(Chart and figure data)
·····
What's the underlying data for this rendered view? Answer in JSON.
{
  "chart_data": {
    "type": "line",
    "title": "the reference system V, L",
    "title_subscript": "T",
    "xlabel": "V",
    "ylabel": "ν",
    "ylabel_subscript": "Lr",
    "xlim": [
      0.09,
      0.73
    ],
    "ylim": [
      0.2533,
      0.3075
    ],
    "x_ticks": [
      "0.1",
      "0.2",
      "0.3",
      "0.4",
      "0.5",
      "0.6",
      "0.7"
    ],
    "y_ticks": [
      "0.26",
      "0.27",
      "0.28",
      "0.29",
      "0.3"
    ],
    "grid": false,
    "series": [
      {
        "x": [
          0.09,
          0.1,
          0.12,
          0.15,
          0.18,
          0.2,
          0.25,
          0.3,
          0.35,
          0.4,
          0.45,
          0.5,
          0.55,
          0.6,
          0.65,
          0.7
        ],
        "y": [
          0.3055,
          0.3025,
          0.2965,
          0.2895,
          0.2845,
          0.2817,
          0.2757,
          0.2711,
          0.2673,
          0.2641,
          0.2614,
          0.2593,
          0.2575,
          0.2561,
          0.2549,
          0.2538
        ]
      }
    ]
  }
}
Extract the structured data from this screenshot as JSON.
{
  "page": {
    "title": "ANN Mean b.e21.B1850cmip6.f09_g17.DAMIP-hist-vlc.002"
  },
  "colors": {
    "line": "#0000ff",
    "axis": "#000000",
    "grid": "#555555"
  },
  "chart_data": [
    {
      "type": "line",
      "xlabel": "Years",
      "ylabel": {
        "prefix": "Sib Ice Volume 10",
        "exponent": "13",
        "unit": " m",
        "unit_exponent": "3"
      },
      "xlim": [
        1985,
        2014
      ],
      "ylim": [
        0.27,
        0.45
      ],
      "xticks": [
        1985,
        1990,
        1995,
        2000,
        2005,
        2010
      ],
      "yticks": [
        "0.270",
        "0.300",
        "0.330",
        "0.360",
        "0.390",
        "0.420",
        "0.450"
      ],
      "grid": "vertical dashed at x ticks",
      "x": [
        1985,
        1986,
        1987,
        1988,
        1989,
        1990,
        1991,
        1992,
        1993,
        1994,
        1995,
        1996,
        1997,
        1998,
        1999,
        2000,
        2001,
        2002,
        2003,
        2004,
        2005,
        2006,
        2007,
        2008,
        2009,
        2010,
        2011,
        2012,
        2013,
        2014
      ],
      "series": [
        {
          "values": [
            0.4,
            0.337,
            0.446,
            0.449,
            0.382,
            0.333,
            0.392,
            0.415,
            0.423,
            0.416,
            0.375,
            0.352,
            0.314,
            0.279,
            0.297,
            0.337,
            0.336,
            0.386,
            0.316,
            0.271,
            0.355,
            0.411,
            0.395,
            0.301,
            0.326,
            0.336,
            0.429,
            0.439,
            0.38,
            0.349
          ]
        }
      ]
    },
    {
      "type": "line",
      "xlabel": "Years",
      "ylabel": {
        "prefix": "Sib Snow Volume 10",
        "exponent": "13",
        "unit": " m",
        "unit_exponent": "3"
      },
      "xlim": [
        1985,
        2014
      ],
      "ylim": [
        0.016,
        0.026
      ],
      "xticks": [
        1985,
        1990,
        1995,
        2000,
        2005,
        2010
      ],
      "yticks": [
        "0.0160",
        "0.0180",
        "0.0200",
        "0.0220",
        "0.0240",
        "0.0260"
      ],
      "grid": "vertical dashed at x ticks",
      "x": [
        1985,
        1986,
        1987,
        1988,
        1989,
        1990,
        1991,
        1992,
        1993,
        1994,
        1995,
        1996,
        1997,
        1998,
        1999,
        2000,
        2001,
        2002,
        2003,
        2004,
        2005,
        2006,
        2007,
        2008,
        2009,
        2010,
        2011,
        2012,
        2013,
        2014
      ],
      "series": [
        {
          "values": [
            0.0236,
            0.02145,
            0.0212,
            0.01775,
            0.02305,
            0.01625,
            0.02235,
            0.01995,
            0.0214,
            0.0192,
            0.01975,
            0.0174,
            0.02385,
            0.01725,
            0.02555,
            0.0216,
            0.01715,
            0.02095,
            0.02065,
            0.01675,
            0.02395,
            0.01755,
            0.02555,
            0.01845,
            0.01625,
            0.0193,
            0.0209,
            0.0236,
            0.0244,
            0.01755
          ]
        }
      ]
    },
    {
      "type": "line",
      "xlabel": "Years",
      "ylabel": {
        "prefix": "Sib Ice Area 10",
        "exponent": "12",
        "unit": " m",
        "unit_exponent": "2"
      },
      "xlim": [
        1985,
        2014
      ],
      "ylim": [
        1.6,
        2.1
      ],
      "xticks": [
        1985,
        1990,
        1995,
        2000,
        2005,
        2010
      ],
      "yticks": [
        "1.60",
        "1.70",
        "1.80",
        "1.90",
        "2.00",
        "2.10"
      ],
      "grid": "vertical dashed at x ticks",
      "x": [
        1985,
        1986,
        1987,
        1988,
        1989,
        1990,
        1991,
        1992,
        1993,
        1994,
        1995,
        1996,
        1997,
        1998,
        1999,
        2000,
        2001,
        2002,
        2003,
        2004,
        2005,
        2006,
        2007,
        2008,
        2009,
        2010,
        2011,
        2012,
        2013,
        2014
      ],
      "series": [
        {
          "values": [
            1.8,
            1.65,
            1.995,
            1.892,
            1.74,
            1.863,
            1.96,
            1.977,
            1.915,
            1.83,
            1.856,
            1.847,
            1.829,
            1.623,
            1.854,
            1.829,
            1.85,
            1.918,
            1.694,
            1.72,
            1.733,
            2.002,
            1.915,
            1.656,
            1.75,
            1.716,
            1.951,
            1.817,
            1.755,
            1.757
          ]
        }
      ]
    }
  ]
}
·····
# Requirement
Copy out each line exactly.

# Response to the task
What's the underlying data for this rendered view? Answer in JSON.
{
  "chart_data": {
    "type": "line",
    "title": "the reference system V, L",
    "title_subscript": "T",
    "xlabel": "V",
    "ylabel": "ν",
    "ylabel_subscript": "Lr",
    "xlim": [
      0.09,
      0.73
    ],
    "ylim": [
      0.2533,
      0.3075
    ],
    "x_ticks": [
      "0.1",
      "0.2",
      "0.3",
      "0.4",
      "0.5",
      "0.6",
      "0.7"
    ],
    "y_ticks": [
      "0.26",
      "0.27",
      "0.28",
      "0.29",
      "0.3"
    ],
    "grid": false,
    "series": [
      {
        "x": [
          0.09,
          0.1,
          0.12,
          0.15,
          0.18,
          0.2,
          0.25,
          0.3,
          0.35,
          0.4,
          0.45,
          0.5,
          0.55,
          0.6,
          0.65,
          0.7
        ],
        "y": [
          0.3055,
          0.3025,
          0.2965,
          0.2895,
          0.2845,
          0.2817,
          0.2757,
          0.2711,
          0.2673,
          0.2641,
          0.2614,
          0.2593,
          0.2575,
          0.2561,
          0.2549,
          0.2538
        ]
      }
    ]
  }
}
Extract the structured data from this screenshot as JSON.
{
  "page": {
    "title": "ANN Mean b.e21.B1850cmip6.f09_g17.DAMIP-hist-vlc.002"
  },
  "colors": {
    "line": "#0000ff",
    "axis": "#000000",
    "grid": "#555555"
  },
  "chart_data": [
    {
      "type": "line",
      "xlabel": "Years",
      "ylabel": {
        "prefix": "Sib Ice Volume 10",
        "exponent": "13",
        "unit": " m",
        "unit_exponent": "3"
      },
      "xlim": [
        1985,
        2014
      ],
      "ylim": [
        0.27,
        0.45
      ],
      "xticks": [
        1985,
        1990,
        1995,
        2000,
        2005,
        2010
      ],
      "yticks": [
        "0.270",
        "0.300",
        "0.330",
        "0.360",
        "0.390",
        "0.420",
        "0.450"
      ],
      "grid": "vertical dashed at x ticks",
      "x": [
        1985,
        1986,
        1987,
        1988,
        1989,
        1990,
        1991,
        1992,
        1993,
        1994,
        1995,
        1996,
        1997,
        1998,
        1999,
        2000,
        2001,
        2002,
        2003,
        2004,
        2005,
        2006,
        2007,
        2008,
        2009,
        2010,
        2011,
        2012,
        2013,
        2014
      ],
      "series": [
        {
          "values": [
            0.4,
            0.337,
            0.446,
            0.449,
            0.382,
            0.333,
            0.392,
            0.415,
            0.423,
            0.416,
            0.375,
            0.352,
            0.314,
            0.279,
            0.297,
            0.337,
            0.336,
            0.386,
            0.316,
            0.271,
            0.355,
            0.411,
            0.395,
            0.301,
            0.326,
            0.336,
            0.429,
            0.439,
            0.38,
            0.349
          ]
        }
      ]
    },
    {
      "type": "line",
      "xlabel": "Years",
      "ylabel": {
        "prefix": "Sib Snow Volume 10",
        "exponent": "13",
        "unit": " m",
        "unit_exponent": "3"
      },
      "xlim": [
        1985,
        2014
      ],
      "ylim": [
        0.016,
        0.026
      ],
      "xticks": [
        1985,
        1990,
        1995,
        2000,
        2005,
        2010
      ],
      "yticks": [
        "0.0160",
        "0.0180",
        "0.0200",
        "0.0220",
        "0.0240",
        "0.0260"
      ],
      "grid": "vertical dashed at x ticks",
      "x": [
        1985,
        1986,
        1987,
        1988,
        1989,
        1990,
        1991,
        1992,
        1993,
        1994,
        1995,
        1996,
        1997,
        1998,
        1999,
        2000,
        2001,
        2002,
        2003,
        2004,
        2005,
        2006,
        2007,
        2008,
        2009,
        2010,
        2011,
        2012,
        2013,
        2014
      ],
      "series": [
        {
          "values": [
            0.0236,
            0.02145,
            0.0212,
            0.01775,
            0.02305,
            0.01625,
            0.02235,
            0.01995,
            0.0214,
            0.0192,
            0.01975,
            0.0174,
            0.02385,
            0.01725,
            0.02555,
            0.0216,
            0.01715,
            0.02095,
            0.02065,
            0.01675,
            0.02395,
            0.01755,
            0.02555,
            0.01845,
            0.01625,
            0.0193,
            0.0209,
            0.0236,
            0.0244,
            0.01755
          ]
        }
      ]
    },
    {
      "type": "line",
      "xlabel": "Years",
      "ylabel": {
        "prefix": "Sib Ice Area 10",
        "exponent": "12",
        "unit": " m",
        "unit_exponent": "2"
      },
      "xlim": [
        1985,
        2014
      ],
      "ylim": [
        1.6,
        2.1
      ],
      "xticks": [
        1985,
        1990,
        1995,
        2000,
        2005,
        2010
      ],
      "yticks": [
        "1.60",
        "1.70",
        "1.80",
        "1.90",
        "2.00",
        "2.10"
      ],
      "grid": "vertical dashed at x ticks",
      "x": [
        1985,
        1986,
        1987,
        1988,
        1989,
        1990,
        1991,
        1992,
        1993,
        1994,
        1995,
        1996,
        1997,
        1998,
        1999,
        2000,
        2001,
        2002,
        2003,
        2004,
        2005,
        2006,
        2007,
        2008,
        2009,
        2010,
        2011,
        2012,
        2013,
        2014
      ],
      "series": [
        {
          "values": [
            1.8,
            1.65,
            1.995,
            1.892,
            1.74,
            1.863,
            1.96,
            1.977,
            1.915,
            1.83,
            1.856,
            1.847,
            1.829,
            1.623,
            1.854,
            1.829,
            1.85,
            1.918,
            1.694,
            1.72,
            1.733,
            2.002,
            1.915,
            1.656,
            1.75,
            1.716,
            1.951,
            1.817,
            1.755,
            1.757
          ]
        }
      ]
    }
  ]
}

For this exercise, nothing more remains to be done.